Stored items
◆ ◆ ◆ ◆ ◆ ◆ ◆

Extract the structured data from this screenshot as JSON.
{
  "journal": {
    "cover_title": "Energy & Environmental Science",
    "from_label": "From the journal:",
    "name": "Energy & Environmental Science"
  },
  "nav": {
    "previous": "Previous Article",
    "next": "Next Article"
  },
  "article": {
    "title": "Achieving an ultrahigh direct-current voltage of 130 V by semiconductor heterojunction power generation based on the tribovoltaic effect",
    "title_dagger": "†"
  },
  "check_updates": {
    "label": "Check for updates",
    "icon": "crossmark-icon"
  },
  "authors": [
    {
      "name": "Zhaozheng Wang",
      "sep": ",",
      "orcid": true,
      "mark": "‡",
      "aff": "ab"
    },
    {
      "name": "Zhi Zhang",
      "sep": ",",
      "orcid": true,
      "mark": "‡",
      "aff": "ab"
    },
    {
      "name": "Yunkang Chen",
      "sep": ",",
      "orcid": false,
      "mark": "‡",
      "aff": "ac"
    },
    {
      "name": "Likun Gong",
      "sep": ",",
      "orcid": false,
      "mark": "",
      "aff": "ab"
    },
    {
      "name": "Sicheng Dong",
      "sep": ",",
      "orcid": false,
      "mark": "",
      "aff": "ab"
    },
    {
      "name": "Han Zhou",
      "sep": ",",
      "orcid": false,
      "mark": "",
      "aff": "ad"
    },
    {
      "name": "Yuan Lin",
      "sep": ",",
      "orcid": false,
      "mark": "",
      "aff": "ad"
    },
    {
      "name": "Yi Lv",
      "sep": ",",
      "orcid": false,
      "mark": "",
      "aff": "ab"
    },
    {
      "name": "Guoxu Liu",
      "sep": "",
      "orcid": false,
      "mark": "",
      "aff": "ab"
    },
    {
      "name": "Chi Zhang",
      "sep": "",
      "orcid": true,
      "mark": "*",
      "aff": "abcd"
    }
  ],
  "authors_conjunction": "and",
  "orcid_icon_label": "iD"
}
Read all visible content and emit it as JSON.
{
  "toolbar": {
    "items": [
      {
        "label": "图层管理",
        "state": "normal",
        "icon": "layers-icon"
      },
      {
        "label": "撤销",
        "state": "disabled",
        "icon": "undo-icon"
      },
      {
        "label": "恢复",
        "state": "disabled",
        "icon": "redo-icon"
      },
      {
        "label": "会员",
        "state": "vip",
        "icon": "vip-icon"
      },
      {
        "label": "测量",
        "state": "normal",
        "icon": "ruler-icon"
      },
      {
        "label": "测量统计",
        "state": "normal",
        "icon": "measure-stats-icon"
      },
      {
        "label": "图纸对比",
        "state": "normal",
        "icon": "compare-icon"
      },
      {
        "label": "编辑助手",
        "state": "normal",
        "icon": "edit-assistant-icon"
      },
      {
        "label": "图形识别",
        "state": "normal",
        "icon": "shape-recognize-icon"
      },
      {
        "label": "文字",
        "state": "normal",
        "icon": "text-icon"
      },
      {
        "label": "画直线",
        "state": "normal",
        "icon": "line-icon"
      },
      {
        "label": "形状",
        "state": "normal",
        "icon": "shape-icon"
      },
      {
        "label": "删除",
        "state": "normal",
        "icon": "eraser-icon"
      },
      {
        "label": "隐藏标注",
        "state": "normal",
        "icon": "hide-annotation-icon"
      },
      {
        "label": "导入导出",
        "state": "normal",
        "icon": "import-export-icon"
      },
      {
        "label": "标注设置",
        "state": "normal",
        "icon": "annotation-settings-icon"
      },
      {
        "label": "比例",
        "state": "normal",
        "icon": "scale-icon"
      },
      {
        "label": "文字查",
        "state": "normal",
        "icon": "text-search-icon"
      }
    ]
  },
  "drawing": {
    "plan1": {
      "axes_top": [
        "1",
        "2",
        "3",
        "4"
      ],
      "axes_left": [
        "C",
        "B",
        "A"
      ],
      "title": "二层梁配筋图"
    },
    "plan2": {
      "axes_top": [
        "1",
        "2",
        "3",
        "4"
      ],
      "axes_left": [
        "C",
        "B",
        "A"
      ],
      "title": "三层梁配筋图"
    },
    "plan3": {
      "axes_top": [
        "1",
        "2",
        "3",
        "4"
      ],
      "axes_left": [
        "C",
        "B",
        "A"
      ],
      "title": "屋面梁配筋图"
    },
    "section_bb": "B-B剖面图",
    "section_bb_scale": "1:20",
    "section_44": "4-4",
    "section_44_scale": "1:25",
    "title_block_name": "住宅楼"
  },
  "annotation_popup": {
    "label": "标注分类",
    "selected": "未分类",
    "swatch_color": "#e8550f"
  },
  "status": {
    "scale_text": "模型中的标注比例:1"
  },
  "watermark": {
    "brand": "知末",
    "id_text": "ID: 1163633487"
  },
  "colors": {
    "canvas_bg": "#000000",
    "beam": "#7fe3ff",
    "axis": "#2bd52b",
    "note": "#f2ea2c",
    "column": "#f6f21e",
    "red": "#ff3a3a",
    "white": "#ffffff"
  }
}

◆ ◆ ◆ ◆ ◆ ◆ ◆

### EXERCISE DESCRIPTION
Reproduce the listing above verbatim, from first line to last.

### WRITTEN REPLY
Extract the structured data from this screenshot as JSON.
{
  "journal": {
    "cover_title": "Energy & Environmental Science",
    "from_label": "From the journal:",
    "name": "Energy & Environmental Science"
  },
  "nav": {
    "previous": "Previous Article",
    "next": "Next Article"
  },
  "article": {
    "title": "Achieving an ultrahigh direct-current voltage of 130 V by semiconductor heterojunction power generation based on the tribovoltaic effect",
    "title_dagger": "†"
  },
  "check_updates": {
    "label": "Check for updates",
    "icon": "crossmark-icon"
  },
  "authors": [
    {
      "name": "Zhaozheng Wang",
      "sep": ",",
      "orcid": true,
      "mark": "‡",
      "aff": "ab"
    },
    {
      "name": "Zhi Zhang",
      "sep": ",",
      "orcid": true,
      "mark": "‡",
      "aff": "ab"
    },
    {
      "name": "Yunkang Chen",
      "sep": ",",
      "orcid": false,
      "mark": "‡",
      "aff": "ac"
    },
    {
      "name": "Likun Gong",
      "sep": ",",
      "orcid": false,
      "mark": "",
      "aff": "ab"
    },
    {
      "name": "Sicheng Dong",
      "sep": ",",
      "orcid": false,
      "mark": "",
      "aff": "ab"
    },
    {
      "name": "Han Zhou",
      "sep": ",",
      "orcid": false,
      "mark": "",
      "aff": "ad"
    },
    {
      "name": "Yuan Lin",
      "sep": ",",
      "orcid": false,
      "mark": "",
      "aff": "ad"
    },
    {
      "name": "Yi Lv",
      "sep": ",",
      "orcid": false,
      "mark": "",
      "aff": "ab"
    },
    {
      "name": "Guoxu Liu",
      "sep": "",
      "orcid": false,
      "mark": "",
      "aff": "ab"
    },
    {
      "name": "Chi Zhang",
      "sep": "",
      "orcid": true,
      "mark": "*",
      "aff": "abcd"
    }
  ],
  "authors_conjunction": "and",
  "orcid_icon_label": "iD"
}
Read all visible content and emit it as JSON.
{
  "toolbar": {
    "items": [
      {
        "label": "图层管理",
        "state": "normal",
        "icon": "layers-icon"
      },
      {
        "label": "撤销",
        "state": "disabled",
        "icon": "undo-icon"
      },
      {
        "label": "恢复",
        "state": "disabled",
        "icon": "redo-icon"
      },
      {
        "label": "会员",
        "state": "vip",
        "icon": "vip-icon"
      },
      {
        "label": "测量",
        "state": "normal",
        "icon": "ruler-icon"
      },
      {
        "label": "测量统计",
        "state": "normal",
        "icon": "measure-stats-icon"
      },
      {
        "label": "图纸对比",
        "state": "normal",
        "icon": "compare-icon"
      },
      {
        "label": "编辑助手",
        "state": "normal",
        "icon": "edit-assistant-icon"
      },
      {
        "label": "图形识别",
        "state": "normal",
        "icon": "shape-recognize-icon"
      },
      {
        "label": "文字",
        "state": "normal",
        "icon": "text-icon"
      },
      {
        "label": "画直线",
        "state": "normal",
        "icon": "line-icon"
      },
      {
        "label": "形状",
        "state": "normal",
        "icon": "shape-icon"
      },
      {
        "label": "删除",
        "state": "normal",
        "icon": "eraser-icon"
      },
      {
        "label": "隐藏标注",
        "state": "normal",
        "icon": "hide-annotation-icon"
      },
      {
        "label": "导入导出",
        "state": "normal",
        "icon": "import-export-icon"
      },
      {
        "label": "标注设置",
        "state": "normal",
        "icon": "annotation-settings-icon"
      },
      {
        "label": "比例",
        "state": "normal",
        "icon": "scale-icon"
      },
      {
        "label": "文字查",
        "state": "normal",
        "icon": "text-search-icon"
      }
    ]
  },
  "drawing": {
    "plan1": {
      "axes_top": [
        "1",
        "2",
        "3",
        "4"
      ],
      "axes_left": [
        "C",
        "B",
        "A"
      ],
      "title": "二层梁配筋图"
    },
    "plan2": {
      "axes_top": [
        "1",
        "2",
        "3",
        "4"
      ],
      "axes_left": [
        "C",
        "B",
        "A"
      ],
      "title": "三层梁配筋图"
    },
    "plan3": {
      "axes_top": [
        "1",
        "2",
        "3",
        "4"
      ],
      "axes_left": [
        "C",
        "B",
        "A"
      ],
      "title": "屋面梁配筋图"
    },
    "section_bb": "B-B剖面图",
    "section_bb_scale": "1:20",
    "section_44": "4-4",
    "section_44_scale": "1:25",
    "title_block_name": "住宅楼"
  },
  "annotation_popup": {
    "label": "标注分类",
    "selected": "未分类",
    "swatch_color": "#e8550f"
  },
  "status": {
    "scale_text": "模型中的标注比例:1"
  },
  "watermark": {
    "brand": "知末",
    "id_text": "ID: 1163633487"
  },
  "colors": {
    "canvas_bg": "#000000",
    "beam": "#7fe3ff",
    "axis": "#2bd52b",
    "note": "#f2ea2c",
    "column": "#f6f21e",
    "red": "#ff3a3a",
    "white": "#ffffff"
  }
}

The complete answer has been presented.